Exercise requirements
Make a tally of the lines in the records that include the string "Science", and give only that number.

Supplied records

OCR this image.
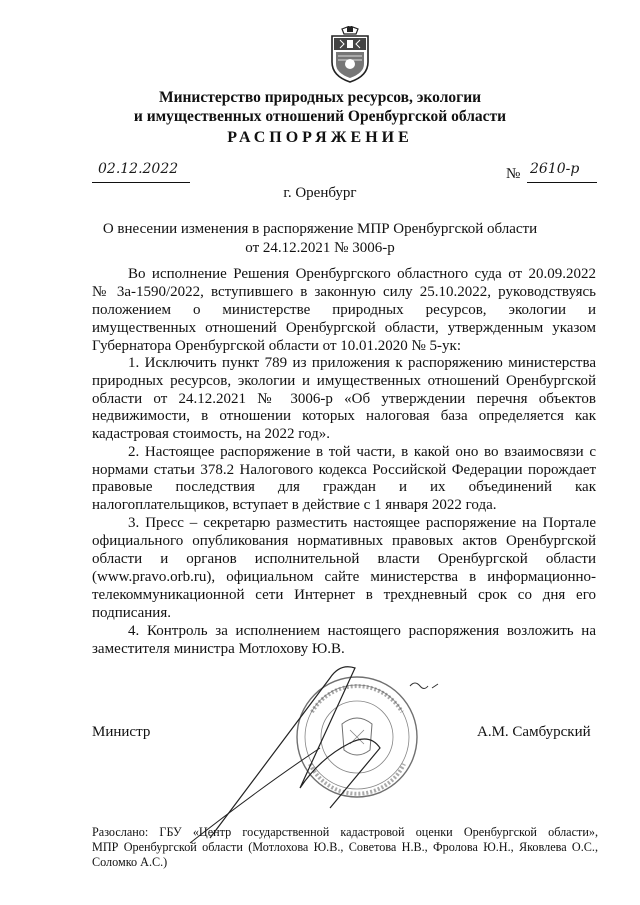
Министерство природных ресурсов, экологии
и имущественных отношений Оренбургской области
РАСПОРЯЖЕНИЕ
02.12.2022	№ 2610-р
г. Оренбург
О внесении изменения в распоряжение МПР Оренбургской области
от 24.12.2021 № 3006-р
Во исполнение Решения Оренбургского областного суда от 20.09.2022
№ 3а-1590/2022, вступившего в законную силу 25.10.2022, руководствуясь
положением о министерстве природных ресурсов, экологии и
имущественных отношений Оренбургской области, утвержденным указом
Губернатора Оренбургской области от 10.01.2020 № 5-ук:
1. Исключить пункт 789 из приложения к распоряжению министерства
природных ресурсов, экологии и имущественных отношений Оренбургской
области от 24.12.2021 № 3006-р «Об утверждении перечня объектов
недвижимости, в отношении которых налоговая база определяется как
кадастровая стоимость, на 2022 год».
2. Настоящее распоряжение в той части, в какой оно во взаимосвязи с
нормами статьи 378.2 Налогового кодекса Российской Федерации порождает
правовые последствия для граждан и их объединений как
налогоплательщиков, вступает в действие с 1 января 2022 года.
3. Пресс – секретарю разместить настоящее распоряжение на Портале
официального опубликования нормативных правовых актов Оренбургской
области и органов исполнительной власти Оренбургской области
(www.pravo.orb.ru), официальном сайте министерства в информационно-
телекоммуникационной сети Интернет в трехдневный срок со дня его
подписания.
4. Контроль за исполнением настоящего распоряжения возложить на
заместителя министра Мотлохову Ю.В.
Министр	А.М. Самбурский
Разослано: ГБУ «Центр государственной кадастровой оценки Оренбургской области»,
МПР Оренбургской области (Мотлохова Ю.В., Советова Н.В., Фролова Ю.Н., Яковлева О.С.,
Соломко А.С.)
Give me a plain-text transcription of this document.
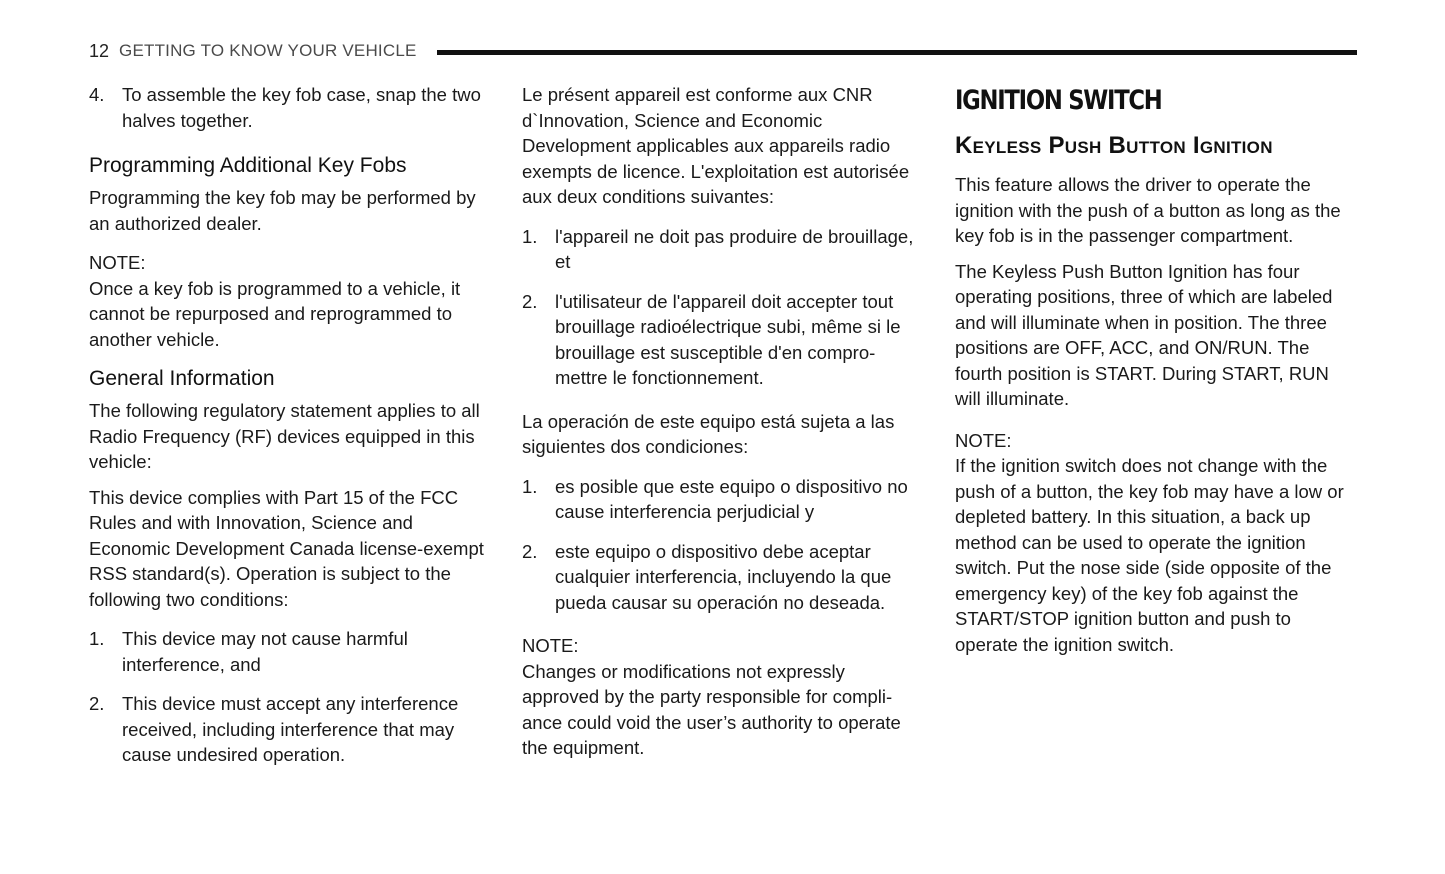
12 GETTING TO KNOW YOUR VEHICLE
4. To assemble the key fob case, snap the two halves together.
Programming Additional Key Fobs

Programming the key fob may be performed by an authorized dealer.

NOTE:
Once a key fob is programmed to a vehicle, it cannot be repurposed and reprogrammed to another vehicle.
General Information

The following regulatory statement applies to all Radio Frequency (RF) devices equipped in this vehicle:

This device complies with Part 15 of the FCC Rules and with Innovation, Science and Economic Development Canada license-exempt RSS standard(s). Operation is subject to the following two conditions:

1. This device may not cause harmful interference, and
2. This device must accept any interference received, including interference that may cause undesired operation.

Le présent appareil est conforme aux CNR d`Innovation, Science and Economic Development applicables aux appareils radio exempts de licence. L'exploitation est autorisée aux deux conditions suivantes:

1. l'appareil ne doit pas produire de brouillage, et
2. l'utilisateur de l'appareil doit accepter tout brouillage radioélectrique subi, même si le brouillage est susceptible d'en compro- mettre le fonctionnement.

La operación de este equipo está sujeta a las siguientes dos condiciones:

1. es posible que este equipo o dispositivo no cause interferencia perjudicial y
2. este equipo o dispositivo debe aceptar cualquier interferencia, incluyendo la que pueda causar su operación no deseada.
NOTE:
Changes or modifications not expressly approved by the party responsible for compli- ance could void the user’s authority to operate the equipment.
IGNITION SWITCH
Keyless Push Button Ignition

This feature allows the driver to operate the ignition with the push of a button as long as the key fob is in the passenger compartment.

The Keyless Push Button Ignition has four operating positions, three of which are labeled and will illuminate when in position. The three positions are OFF, ACC, and ON/RUN. The fourth position is START. During START, RUN will illuminate.

NOTE:
If the ignition switch does not change with the push of a button, the key fob may have a low or depleted battery. In this situation, a back up method can be used to operate the ignition switch. Put the nose side (side opposite of the emergency key) of the key fob against the START/STOP ignition button and push to operate the ignition switch.
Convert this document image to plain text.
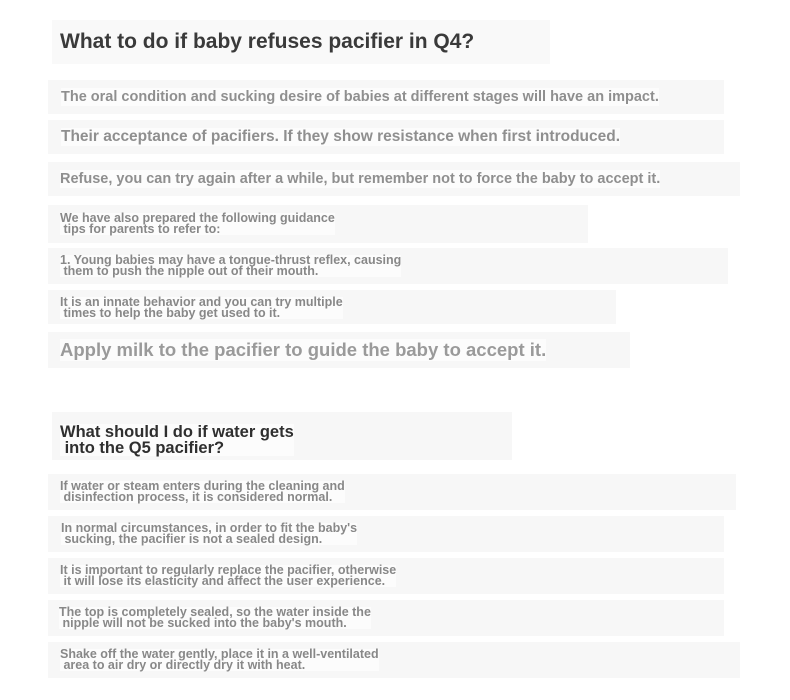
What to do if baby refuses pacifier in Q4?
The oral condition and sucking desire of babies at different stages will have an impact.
Their acceptance of pacifiers. If they show resistance when first introduced.
Refuse, you can try again after a while, but remember not to force the baby to accept it.
We have also prepared the following guidance
tips for parents to refer to:
1. Young babies may have a tongue-thrust reflex, causing
them to push the nipple out of their mouth.
It is an innate behavior and you can try multiple
times to help the baby get used to it.
Apply milk to the pacifier to guide the baby to accept it.
What should I do if water gets
into the Q5 pacifier?
If water or steam enters during the cleaning and
disinfection process, it is considered normal.
In normal circumstances, in order to fit the baby's
sucking, the pacifier is not a sealed design.
It is important to regularly replace the pacifier, otherwise
it will lose its elasticity and affect the user experience.
The top is completely sealed, so the water inside the
nipple will not be sucked into the baby's mouth.
Shake off the water gently, place it in a well-ventilated
area to air dry or directly dry it with heat.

Task output
2